- Your instructions:
Answer these about the dimensionality reduction post:
(a) How does k compare with n in the mapping f?
(b) Which three methods does the post say it will focus on?
(c) What does t-SNE use to model pairwise similarities in both spaces?

- Document segment:

Dimensionality Reduction

Dimensionality Reduction: Trade-offs and Techniques

In this blog, we discuss some trade-offs involved when choosing a Dimensionality Reduction (DR) technique. Dimensionality reduction aims to represent high-dimensional data in a lower-dimensional space while preserving as much meaningful structure as possible.

$$ f : \mathbb{R}^n \to \mathbb{R}^k, \quad k < n $$

The goal is to find a mapping \( f \) that captures the essential relationships among the data points in \( \mathbb{R}^n \) within a lower-dimensional space \( \mathbb{R}^k \). However, depending on the technique used, distortions such as artificial clusters or misplaced neighbors may appear. We will focus on three widely used methods: t-SNE, UMAP, and TriMap.

1. t-SNE (t-distributed Stochastic Neighbor Embedding)

t-SNE models the pairwise similarities between points in both the high-dimensional and low-dimensional spaces using probability distributions.

- Raw data:
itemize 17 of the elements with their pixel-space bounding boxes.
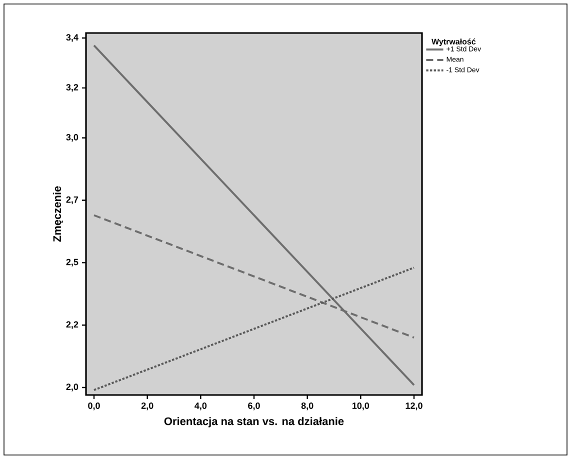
y-tick-label: 2,2: [66, 321, 78, 329]
y-tick-label: 2,5: [66, 258, 78, 267]
y-tick-label: 2,7: [66, 196, 78, 204]
x-tick-label: 2,0: [141, 402, 154, 410]
legend-title: Wytrwałość: [432, 38, 476, 46]
x-tick-label: 10,0: [352, 402, 370, 410]
x-tick-label: 12,0: [406, 402, 422, 410]
y-axis-title: Zmęczenie: [52, 186, 64, 242]
y-tick-label: 3,4: [66, 34, 78, 42]
y-tick-label: 2,0: [66, 384, 78, 392]
y-tick-label: 3,2: [66, 84, 78, 92]
x-tick-label: 0,0: [88, 402, 100, 410]
x-tick-label: 6,0: [248, 402, 260, 410]
x-tick-label: 4,0: [194, 402, 207, 410]
x-tick-label: 8,0: [301, 402, 314, 410]
x-axis-title: Orientacja na stan vs. na działanie: [164, 417, 344, 428]
y-tick-label: 3,0: [66, 134, 78, 142]
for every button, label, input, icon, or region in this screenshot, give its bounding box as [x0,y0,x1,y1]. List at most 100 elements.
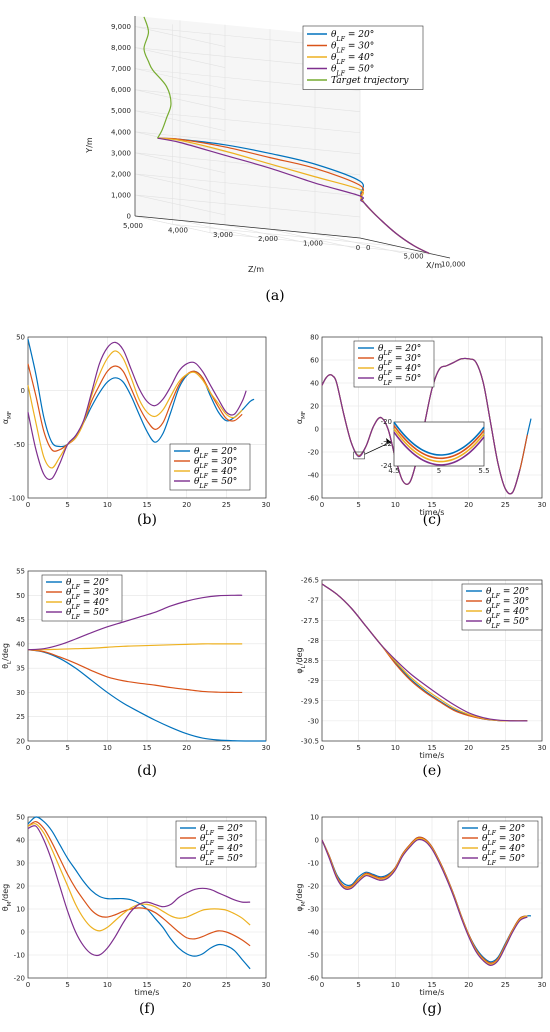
x-tick-label: 15 [428,981,437,989]
panel-caption: (e) [422,763,441,779]
x-tick-label: 0 [320,744,324,752]
axes-frame [27,336,267,499]
inset-y-tick: -24 [381,462,393,470]
trajectory-5 [143,16,172,139]
y-tick-label: 9,000 [111,23,131,31]
x-tick-label: 5 [65,744,69,752]
y-tick-label: -27.5 [301,617,319,625]
y-tick-label: 10 [16,906,25,914]
x-tick-label: 20 [464,501,473,509]
y-tick-label: 30 [16,860,25,868]
series-line-4 [27,341,247,481]
inset-x-tick: 4.5 [388,467,399,475]
x-tick-label: 10 [391,501,400,509]
axes-frame [27,570,267,742]
series-line-3 [27,350,243,469]
series-line-4 [321,838,528,966]
x-tick-label: 15 [143,981,152,989]
x-tick-label: 10 [103,744,112,752]
z-axis-line [134,215,361,239]
y-axis-label: αMF [1,411,13,424]
y-tick-label: 50 [16,814,25,822]
series-line-2 [27,649,243,694]
legend-entry: θLF = 30° [378,354,421,367]
series-line-3 [27,643,243,651]
x-tick-label: 5 [356,981,360,989]
arrow-head [386,438,391,443]
series-line-2 [321,836,528,964]
legend-entry: θLF = 40° [331,53,374,66]
y-tick-label: 60 [310,357,319,365]
legend-entry: θLF = 30° [482,834,525,847]
legend-box [302,25,424,90]
x-tick-label: 5 [65,501,69,509]
z-tick-label: 4,000 [168,226,188,234]
inset-x-tick: 5.5 [478,467,489,475]
trajectory-4 [157,137,430,254]
y-tick-label: 8,000 [111,44,131,52]
z-tick-label: 3,000 [213,231,233,239]
y-axis-label: Y/m [85,137,94,154]
x-tick-label: 30 [262,501,271,509]
x-tick-label: 30 [538,501,547,509]
y-tick-label: -20 [14,975,25,983]
inset-y-tick: -20 [381,418,392,426]
legend-entry: θLF = 50° [194,477,237,490]
x-tick-label: 10 [391,981,400,989]
legend-entry: θLF = 30° [486,597,529,610]
legend-entry: θLF = 40° [66,598,109,611]
y-tick-label: 1,000 [111,191,131,199]
y-tick-label: 40 [16,640,25,648]
y-tick-label: -20 [308,883,319,891]
series-line-4 [27,825,251,957]
x-axis-label: time/s [135,988,160,997]
x-tick-label: 15 [143,744,152,752]
legend: θLF = 20°θLF = 30°θLF = 40°θLF = 50° [175,820,257,868]
x-tick-label: 30 [262,744,271,752]
y-tick-label: -30 [308,906,319,914]
x-tick-label: 15 [428,501,437,509]
x-axis-line [359,237,451,259]
y-tick-label: 45 [16,616,25,624]
x-tick-label: 20 [464,981,473,989]
y-tick-label: -28.5 [301,657,319,665]
x-tick-label: 25 [222,501,231,509]
legend-entry: θLF = 20° [331,30,374,43]
x-tick-label: 0 [26,501,30,509]
y-tick-label: 4,000 [111,128,131,136]
legend-entry: θLF = 50° [66,608,109,621]
grid-x [209,32,436,255]
y-tick-label: -60 [308,495,319,503]
x-tick-label: 30 [538,744,547,752]
z-tick-label: 0 [356,244,360,252]
x-tick-label: 10 [103,981,112,989]
y-tick-label: -40 [308,929,319,937]
legend: θLF = 20°θLF = 30°θLF = 40°θLF = 50° [41,574,123,622]
legend-entry: Target trajectory [331,76,409,86]
y-tick-label: -29 [308,677,319,685]
z-tick-label: 2,000 [258,235,278,243]
panel-d-theta-l: 0 5 10 15 20 25 30 20 25 30 35 40 45 50 55 θL/deg (d) θLF… [1,568,270,780]
x-tick-label: 25 [501,501,510,509]
series-line-1 [27,649,267,742]
x-tick-label: 25 [501,744,510,752]
x-axis-label: time/s [420,508,445,517]
y-tick-label: 2,000 [111,170,131,178]
x-tick-label: 10 [103,501,112,509]
legend-entry: θLF = 40° [482,844,525,857]
x-tick-label: 15 [428,744,437,752]
y-tick-label: -60 [308,975,319,983]
y-tick-label: 25 [16,713,25,721]
y-tick-label: -29.5 [301,697,319,705]
x-tick-label: 25 [222,981,231,989]
panel-a-3d-trajectory: 0 1,000 2,000 3,000 4,000 5,000 6,000 7,000 8,00… [85,16,466,304]
y-tick-label: 0 [21,929,25,937]
z-tick-label: 1,000 [303,240,323,248]
x-tick-label: 20 [182,981,191,989]
legend-entry: θLF = 40° [378,364,421,377]
x-tick-label: 25 [222,744,231,752]
y-axis-label: φL/deg [295,647,307,673]
y-axis-label: θM/deg [1,884,13,912]
x-tick-label: 0 [366,244,370,252]
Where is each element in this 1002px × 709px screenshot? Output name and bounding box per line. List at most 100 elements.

- Solution for this problem:
(a) k is less than n (k < n).
(b) t-SNE, UMAP, and TriMap.
(c) Probability distributions.